• What the exercise asks: Pull out every line from the listing that has the word "color".

• Stored records:
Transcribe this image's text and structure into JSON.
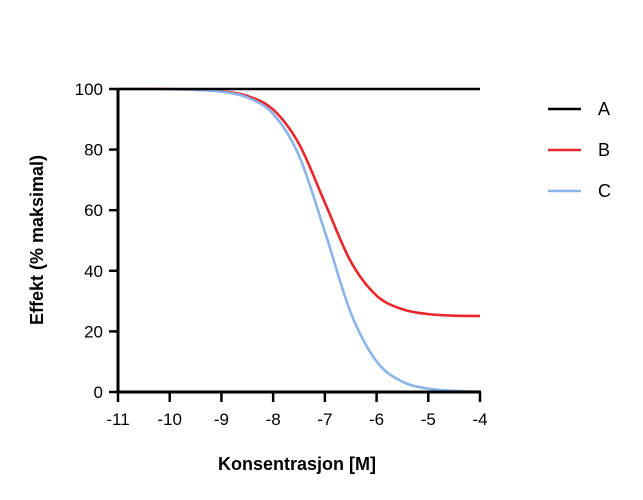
{
  "chart_data": {
    "type": "line",
    "title": "",
    "xlabel": "Konsentrasjon [M]",
    "ylabel": "Effekt (%  maksimal)",
    "xlim": [
      -11,
      -4
    ],
    "ylim": [
      0,
      100
    ],
    "xticks": [
      -11,
      -10,
      -9,
      -8,
      -7,
      -6,
      -5,
      -4
    ],
    "yticks": [
      0,
      20,
      40,
      60,
      80,
      100
    ],
    "grid": false,
    "legend_position": "right",
    "x": [
      -11,
      -10.5,
      -10,
      -9.5,
      -9,
      -8.5,
      -8,
      -7.5,
      -7,
      -6.5,
      -6,
      -5.5,
      -5,
      -4.5,
      -4
    ],
    "series": [
      {
        "name": "A",
        "color": "#000000",
        "values": [
          100,
          100,
          100,
          100,
          100,
          100,
          100,
          100,
          100,
          100,
          100,
          100,
          100,
          100,
          100
        ]
      },
      {
        "name": "B",
        "color": "#e8262b",
        "values": [
          99.99,
          99.98,
          99.93,
          99.76,
          99.26,
          97.7,
          93.2,
          81.9,
          62.5,
          43.1,
          31.8,
          27.3,
          25.7,
          25.2,
          25.1
        ]
      },
      {
        "name": "C",
        "color": "#8ab4ea",
        "values": [
          100,
          99.97,
          99.9,
          99.7,
          99.1,
          97.2,
          91.8,
          78.0,
          52.9,
          26.2,
          10.1,
          3.4,
          1.1,
          0.4,
          0.1
        ]
      }
    ]
  }
}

• Solution to this task:
        "color": "#000000",
        "color": "#e8262b",
        "color": "#8ab4ea",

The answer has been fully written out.